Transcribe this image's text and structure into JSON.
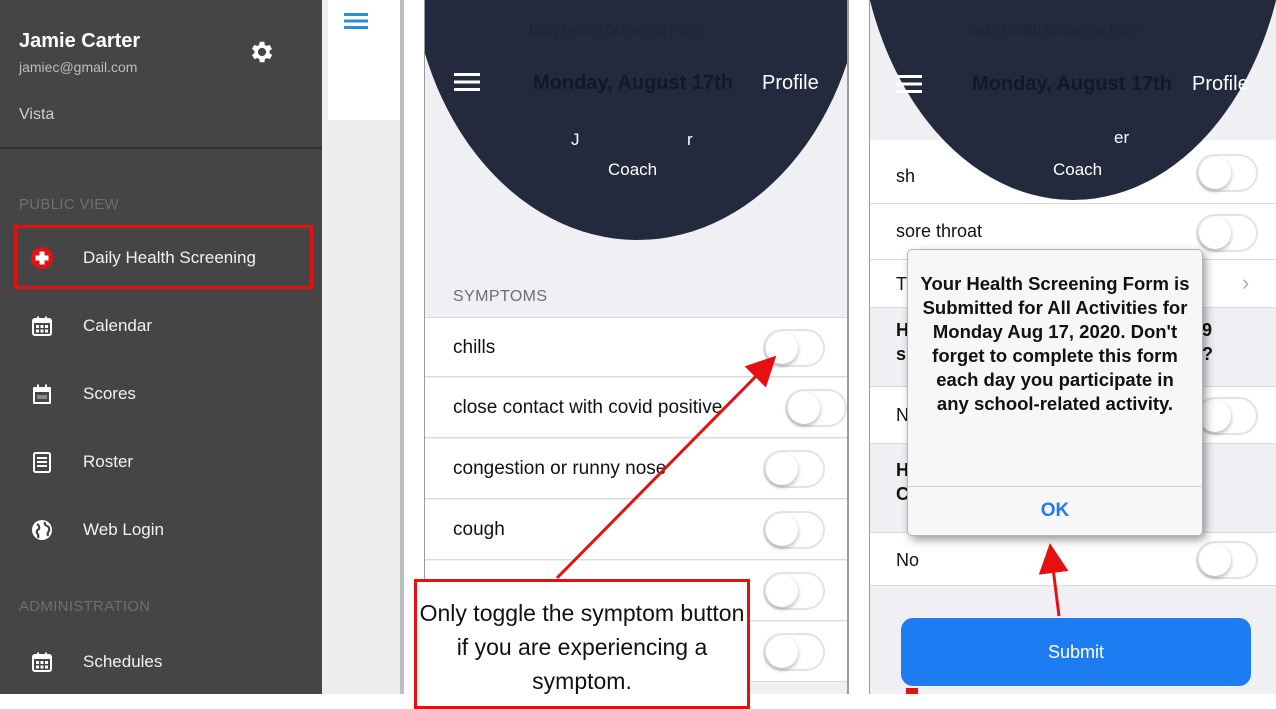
{
  "colors": {
    "sidebar_bg": "#454545",
    "header_navy": "#242a3e",
    "accent_red": "#e51010",
    "accent_blue": "#1e7cf2",
    "grouped_bg": "#efeff4"
  },
  "sidebar": {
    "user_name": "Jamie Carter",
    "user_email": "jamiec@gmail.com",
    "org": "Vista",
    "sections": [
      {
        "header": "PUBLIC VIEW"
      },
      {
        "header": "ADMINISTRATION"
      }
    ],
    "items": [
      {
        "label": "Daily Health Screening",
        "icon": "medical-cross-icon",
        "highlighted": true
      },
      {
        "label": "Calendar",
        "icon": "calendar-icon"
      },
      {
        "label": "Scores",
        "icon": "scores-calendar-icon"
      },
      {
        "label": "Roster",
        "icon": "roster-list-icon"
      },
      {
        "label": "Web Login",
        "icon": "globe-icon"
      },
      {
        "label": "Schedules",
        "icon": "schedules-calendar-icon"
      }
    ]
  },
  "screen2": {
    "form_title": "Daily Health Screening Form",
    "date": "Monday, August 17th",
    "profile": "Profile",
    "name_partial_left": "J",
    "name_partial_right": "r",
    "role": "Coach",
    "section_header": "SYMPTOMS",
    "symptoms": [
      {
        "label": "chills",
        "on": false
      },
      {
        "label": "close contact with covid positive",
        "on": false
      },
      {
        "label": "congestion or runny nose",
        "on": false
      },
      {
        "label": "cough",
        "on": false
      },
      {
        "label": "",
        "on": false
      },
      {
        "label": "",
        "on": false
      }
    ],
    "callout": "Only toggle the symptom button if you are experiencing a symptom."
  },
  "screen3": {
    "form_title": "Daily Health Screening Form",
    "date": "Monday, August 17th",
    "profile": "Profile",
    "name_partial": "er",
    "role": "Coach",
    "rows": {
      "row1_partial": "sh",
      "sore_throat": "sore throat",
      "row3_partial": "T",
      "q1_partial": "H",
      "q1_partial2": "s",
      "q1_right": "9",
      "q1_right2": "?",
      "answer1_partial": "N",
      "q2_partial": "H",
      "q2_partial2": "C",
      "answer2": "No"
    },
    "alert": {
      "message": "Your Health Screening Form is Submitted for All Activities for Monday Aug 17, 2020. Don't forget to complete this form each day you participate in any school-related activity.",
      "ok": "OK"
    },
    "submit": "Submit"
  }
}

* _Given instruction_: Transcribe the whole listing exactly. Pictures are excluded.

* _Response to this task_:
Transcribe this image's text and structure into JSON.
{
  "colors": {
    "sidebar_bg": "#454545",
    "header_navy": "#242a3e",
    "accent_red": "#e51010",
    "accent_blue": "#1e7cf2",
    "grouped_bg": "#efeff4"
  },
  "sidebar": {
    "user_name": "Jamie Carter",
    "user_email": "jamiec@gmail.com",
    "org": "Vista",
    "sections": [
      {
        "header": "PUBLIC VIEW"
      },
      {
        "header": "ADMINISTRATION"
      }
    ],
    "items": [
      {
        "label": "Daily Health Screening",
        "icon": "medical-cross-icon",
        "highlighted": true
      },
      {
        "label": "Calendar",
        "icon": "calendar-icon"
      },
      {
        "label": "Scores",
        "icon": "scores-calendar-icon"
      },
      {
        "label": "Roster",
        "icon": "roster-list-icon"
      },
      {
        "label": "Web Login",
        "icon": "globe-icon"
      },
      {
        "label": "Schedules",
        "icon": "schedules-calendar-icon"
      }
    ]
  },
  "screen2": {
    "form_title": "Daily Health Screening Form",
    "date": "Monday, August 17th",
    "profile": "Profile",
    "name_partial_left": "J",
    "name_partial_right": "r",
    "role": "Coach",
    "section_header": "SYMPTOMS",
    "symptoms": [
      {
        "label": "chills",
        "on": false
      },
      {
        "label": "close contact with covid positive",
        "on": false
      },
      {
        "label": "congestion or runny nose",
        "on": false
      },
      {
        "label": "cough",
        "on": false
      },
      {
        "label": "",
        "on": false
      },
      {
        "label": "",
        "on": false
      }
    ],
    "callout": "Only toggle the symptom button if you are experiencing a symptom."
  },
  "screen3": {
    "form_title": "Daily Health Screening Form",
    "date": "Monday, August 17th",
    "profile": "Profile",
    "name_partial": "er",
    "role": "Coach",
    "rows": {
      "row1_partial": "sh",
      "sore_throat": "sore throat",
      "row3_partial": "T",
      "q1_partial": "H",
      "q1_partial2": "s",
      "q1_right": "9",
      "q1_right2": "?",
      "answer1_partial": "N",
      "q2_partial": "H",
      "q2_partial2": "C",
      "answer2": "No"
    },
    "alert": {
      "message": "Your Health Screening Form is Submitted for All Activities for Monday Aug 17, 2020. Don't forget to complete this form each day you participate in any school-related activity.",
      "ok": "OK"
    },
    "submit": "Submit"
  }
}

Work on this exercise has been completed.